### BRIEF:
Each line containing the word "areas" needs to be copied.

### TASK INPUT:

/---

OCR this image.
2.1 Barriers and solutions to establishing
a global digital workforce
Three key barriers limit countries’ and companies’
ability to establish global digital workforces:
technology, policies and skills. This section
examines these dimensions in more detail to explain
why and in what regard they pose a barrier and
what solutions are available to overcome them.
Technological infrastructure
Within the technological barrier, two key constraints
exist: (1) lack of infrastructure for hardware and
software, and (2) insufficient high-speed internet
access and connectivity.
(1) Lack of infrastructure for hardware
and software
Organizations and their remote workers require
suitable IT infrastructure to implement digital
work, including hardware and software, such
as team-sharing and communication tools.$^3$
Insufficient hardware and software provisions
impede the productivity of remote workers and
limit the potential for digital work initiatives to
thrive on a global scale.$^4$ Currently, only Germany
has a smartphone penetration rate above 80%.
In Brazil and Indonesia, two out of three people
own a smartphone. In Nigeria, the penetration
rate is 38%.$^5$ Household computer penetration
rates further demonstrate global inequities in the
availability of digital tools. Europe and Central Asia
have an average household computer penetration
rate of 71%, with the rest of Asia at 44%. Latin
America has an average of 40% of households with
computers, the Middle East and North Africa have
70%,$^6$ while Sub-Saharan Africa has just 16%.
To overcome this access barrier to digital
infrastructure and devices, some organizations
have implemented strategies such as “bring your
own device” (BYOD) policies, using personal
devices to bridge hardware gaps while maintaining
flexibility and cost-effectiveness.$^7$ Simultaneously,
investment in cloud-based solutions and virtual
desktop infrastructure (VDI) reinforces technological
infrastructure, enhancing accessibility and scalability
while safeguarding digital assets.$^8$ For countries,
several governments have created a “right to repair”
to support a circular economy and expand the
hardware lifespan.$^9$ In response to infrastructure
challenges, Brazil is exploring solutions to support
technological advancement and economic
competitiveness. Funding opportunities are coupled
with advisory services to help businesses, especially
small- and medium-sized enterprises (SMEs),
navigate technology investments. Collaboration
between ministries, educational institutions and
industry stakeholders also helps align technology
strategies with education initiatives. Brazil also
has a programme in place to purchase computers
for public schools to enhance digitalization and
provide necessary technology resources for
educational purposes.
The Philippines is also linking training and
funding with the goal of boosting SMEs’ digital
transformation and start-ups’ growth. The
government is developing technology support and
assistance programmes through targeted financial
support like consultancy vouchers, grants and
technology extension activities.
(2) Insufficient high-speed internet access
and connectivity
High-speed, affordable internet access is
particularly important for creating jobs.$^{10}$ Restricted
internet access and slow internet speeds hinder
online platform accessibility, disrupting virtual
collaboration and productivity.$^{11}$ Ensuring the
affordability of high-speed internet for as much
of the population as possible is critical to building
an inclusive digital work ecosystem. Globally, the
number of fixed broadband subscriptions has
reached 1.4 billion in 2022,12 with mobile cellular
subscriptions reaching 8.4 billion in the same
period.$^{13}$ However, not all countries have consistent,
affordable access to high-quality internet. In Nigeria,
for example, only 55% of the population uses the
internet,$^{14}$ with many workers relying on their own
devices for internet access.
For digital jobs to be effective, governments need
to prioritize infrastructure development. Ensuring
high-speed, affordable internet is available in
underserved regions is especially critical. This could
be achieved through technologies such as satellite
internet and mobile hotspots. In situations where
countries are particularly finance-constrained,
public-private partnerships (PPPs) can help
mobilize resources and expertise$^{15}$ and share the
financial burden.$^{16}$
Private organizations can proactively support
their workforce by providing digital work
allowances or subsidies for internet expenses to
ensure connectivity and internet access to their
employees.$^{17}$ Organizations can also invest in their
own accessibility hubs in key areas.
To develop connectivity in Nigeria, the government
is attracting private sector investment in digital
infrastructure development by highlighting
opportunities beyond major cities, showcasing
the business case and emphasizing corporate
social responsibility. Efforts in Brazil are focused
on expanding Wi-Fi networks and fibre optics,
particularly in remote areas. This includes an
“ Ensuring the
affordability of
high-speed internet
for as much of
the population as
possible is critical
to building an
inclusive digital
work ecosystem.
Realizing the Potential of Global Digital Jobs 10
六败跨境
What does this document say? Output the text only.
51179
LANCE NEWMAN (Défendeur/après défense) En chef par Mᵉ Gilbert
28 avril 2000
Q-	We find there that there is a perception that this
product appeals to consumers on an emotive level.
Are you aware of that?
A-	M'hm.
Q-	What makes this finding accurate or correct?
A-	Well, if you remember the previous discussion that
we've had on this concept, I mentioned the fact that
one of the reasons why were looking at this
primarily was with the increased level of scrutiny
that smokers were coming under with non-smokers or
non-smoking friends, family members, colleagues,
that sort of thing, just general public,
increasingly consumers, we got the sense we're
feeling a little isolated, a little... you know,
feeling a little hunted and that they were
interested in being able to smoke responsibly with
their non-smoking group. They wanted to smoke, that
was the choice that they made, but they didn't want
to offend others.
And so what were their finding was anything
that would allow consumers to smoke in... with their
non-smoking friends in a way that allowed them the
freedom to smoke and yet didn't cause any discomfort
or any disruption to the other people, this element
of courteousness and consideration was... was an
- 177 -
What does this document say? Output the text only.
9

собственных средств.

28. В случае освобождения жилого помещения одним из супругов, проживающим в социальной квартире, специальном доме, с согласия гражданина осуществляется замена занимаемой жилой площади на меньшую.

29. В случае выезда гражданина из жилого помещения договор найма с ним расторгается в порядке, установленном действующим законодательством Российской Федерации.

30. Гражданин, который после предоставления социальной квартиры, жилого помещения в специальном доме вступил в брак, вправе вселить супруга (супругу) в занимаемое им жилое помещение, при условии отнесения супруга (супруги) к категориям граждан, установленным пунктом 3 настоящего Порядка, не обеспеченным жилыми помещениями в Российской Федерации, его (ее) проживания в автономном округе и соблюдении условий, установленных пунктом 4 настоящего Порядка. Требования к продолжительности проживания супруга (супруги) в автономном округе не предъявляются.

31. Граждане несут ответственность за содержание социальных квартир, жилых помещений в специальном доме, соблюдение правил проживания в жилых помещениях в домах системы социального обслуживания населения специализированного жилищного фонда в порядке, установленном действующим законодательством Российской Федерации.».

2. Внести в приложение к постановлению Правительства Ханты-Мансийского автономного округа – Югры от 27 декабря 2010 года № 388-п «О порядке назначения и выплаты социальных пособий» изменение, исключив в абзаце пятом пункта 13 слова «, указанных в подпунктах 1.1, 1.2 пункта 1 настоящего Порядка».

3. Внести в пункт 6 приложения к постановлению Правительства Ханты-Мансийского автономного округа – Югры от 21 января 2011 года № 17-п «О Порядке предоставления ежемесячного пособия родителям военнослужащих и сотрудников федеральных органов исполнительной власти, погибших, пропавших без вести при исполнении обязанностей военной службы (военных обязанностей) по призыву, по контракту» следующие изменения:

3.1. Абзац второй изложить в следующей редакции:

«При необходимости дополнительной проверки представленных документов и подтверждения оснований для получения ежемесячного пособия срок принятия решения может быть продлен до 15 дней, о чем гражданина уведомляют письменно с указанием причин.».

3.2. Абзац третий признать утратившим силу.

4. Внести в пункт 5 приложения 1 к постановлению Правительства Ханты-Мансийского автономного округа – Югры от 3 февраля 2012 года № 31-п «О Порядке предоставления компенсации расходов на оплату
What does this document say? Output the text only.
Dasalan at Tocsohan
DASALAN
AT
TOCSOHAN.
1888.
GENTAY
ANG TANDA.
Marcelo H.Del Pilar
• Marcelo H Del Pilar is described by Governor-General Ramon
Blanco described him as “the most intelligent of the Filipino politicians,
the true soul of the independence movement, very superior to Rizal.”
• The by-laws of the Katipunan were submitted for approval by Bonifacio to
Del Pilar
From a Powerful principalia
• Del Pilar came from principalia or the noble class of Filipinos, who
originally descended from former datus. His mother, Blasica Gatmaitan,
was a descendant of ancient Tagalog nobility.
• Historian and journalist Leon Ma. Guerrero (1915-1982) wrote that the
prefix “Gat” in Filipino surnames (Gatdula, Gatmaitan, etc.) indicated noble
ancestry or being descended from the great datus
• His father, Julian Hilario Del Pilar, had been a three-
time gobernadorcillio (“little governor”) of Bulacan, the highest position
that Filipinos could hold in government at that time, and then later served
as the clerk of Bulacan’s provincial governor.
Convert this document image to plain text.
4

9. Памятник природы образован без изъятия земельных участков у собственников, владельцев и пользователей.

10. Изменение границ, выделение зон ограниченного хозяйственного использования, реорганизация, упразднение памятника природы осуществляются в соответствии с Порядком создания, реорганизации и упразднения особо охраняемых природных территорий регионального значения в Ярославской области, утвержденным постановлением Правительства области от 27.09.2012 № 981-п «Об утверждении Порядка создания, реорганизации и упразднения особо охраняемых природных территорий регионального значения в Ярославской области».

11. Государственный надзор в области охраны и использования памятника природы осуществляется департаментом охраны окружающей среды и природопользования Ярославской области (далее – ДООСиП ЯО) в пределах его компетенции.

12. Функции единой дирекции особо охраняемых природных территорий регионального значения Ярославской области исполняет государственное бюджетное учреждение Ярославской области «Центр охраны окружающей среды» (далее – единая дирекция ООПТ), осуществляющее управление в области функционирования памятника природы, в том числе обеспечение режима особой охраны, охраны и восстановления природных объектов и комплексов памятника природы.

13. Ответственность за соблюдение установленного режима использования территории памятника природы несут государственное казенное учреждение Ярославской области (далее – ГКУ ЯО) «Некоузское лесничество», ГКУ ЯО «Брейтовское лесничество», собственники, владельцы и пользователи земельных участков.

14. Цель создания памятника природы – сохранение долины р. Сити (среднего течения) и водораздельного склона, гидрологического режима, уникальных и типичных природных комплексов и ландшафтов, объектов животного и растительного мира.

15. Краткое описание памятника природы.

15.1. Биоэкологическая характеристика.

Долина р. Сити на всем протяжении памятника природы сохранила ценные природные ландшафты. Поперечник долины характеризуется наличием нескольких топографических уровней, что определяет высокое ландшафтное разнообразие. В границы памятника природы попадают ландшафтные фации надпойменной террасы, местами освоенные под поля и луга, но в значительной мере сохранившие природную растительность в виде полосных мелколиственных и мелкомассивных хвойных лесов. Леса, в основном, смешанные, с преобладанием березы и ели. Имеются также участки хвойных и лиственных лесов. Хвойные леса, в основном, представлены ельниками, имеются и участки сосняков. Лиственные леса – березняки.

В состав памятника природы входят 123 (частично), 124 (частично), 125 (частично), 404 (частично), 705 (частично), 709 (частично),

\---

### OUTPUT FOR THIS TASK:
own accessibility hubs in key areas.
particularly in remote areas. This includes an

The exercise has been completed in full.